### [Written problem]
The entries below should be given again exactly, minus their pictures.

### [Stored data entries]
· · · ·

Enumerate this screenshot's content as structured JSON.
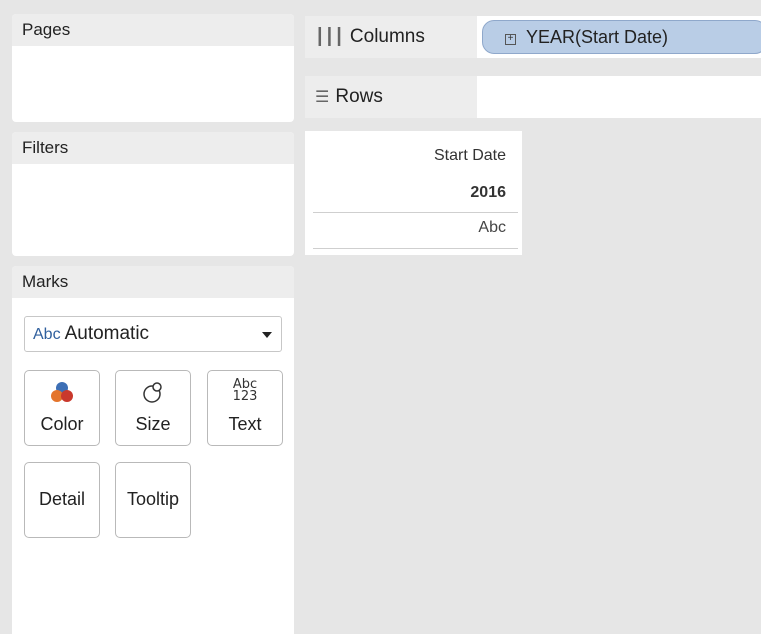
{
  "panels": {
    "pages": {
      "title": "Pages"
    },
    "filters": {
      "title": "Filters"
    },
    "marks": {
      "title": "Marks",
      "mark_type": {
        "icon_text": "Abc",
        "value": "Automatic"
      },
      "buttons": {
        "color": "Color",
        "size": "Size",
        "text": "Text",
        "text_icon_top": "Abc",
        "text_icon_bottom": "123",
        "detail": "Detail",
        "tooltip": "Tooltip"
      }
    }
  },
  "shelves": {
    "columns": {
      "label": "Columns",
      "pill": "YEAR(Start Date)",
      "pill_toggle": "+"
    },
    "rows": {
      "label": "Rows"
    }
  },
  "view": {
    "header": "Start Date",
    "year": "2016",
    "cell": "Abc"
  },
  "colors": {
    "pill_bg": "#b9cde6",
    "color_icon_blue": "#3d6fb5",
    "color_icon_orange": "#e4742b",
    "color_icon_red": "#c9382c"
  }
}
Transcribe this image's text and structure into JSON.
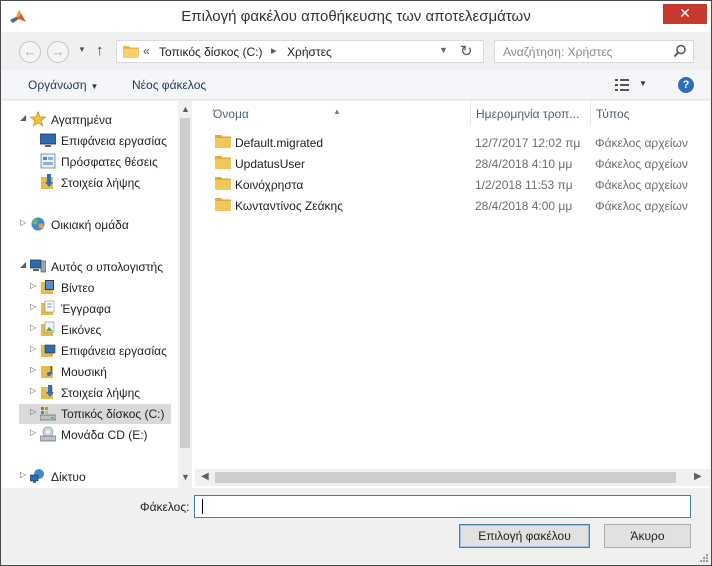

· · · ·

### [Output of the task]
Enumerate this screenshot's content as structured JSON.
{
  "panels": {
    "pages": {
      "title": "Pages"
    },
    "filters": {
      "title": "Filters"
    },
    "marks": {
      "title": "Marks",
      "mark_type": {
        "icon_text": "Abc",
        "value": "Automatic"
      },
      "buttons": {
        "color": "Color",
        "size": "Size",
        "text": "Text",
        "text_icon_top": "Abc",
        "text_icon_bottom": "123",
        "detail": "Detail",
        "tooltip": "Tooltip"
      }
    }
  },
  "shelves": {
    "columns": {
      "label": "Columns",
      "pill": "YEAR(Start Date)",
      "pill_toggle": "+"
    },
    "rows": {
      "label": "Rows"
    }
  },
  "view": {
    "header": "Start Date",
    "year": "2016",
    "cell": "Abc"
  },
  "colors": {
    "pill_bg": "#b9cde6",
    "color_icon_blue": "#3d6fb5",
    "color_icon_orange": "#e4742b",
    "color_icon_red": "#c9382c"
  }
}
Transcribe this image's text and structure into JSON.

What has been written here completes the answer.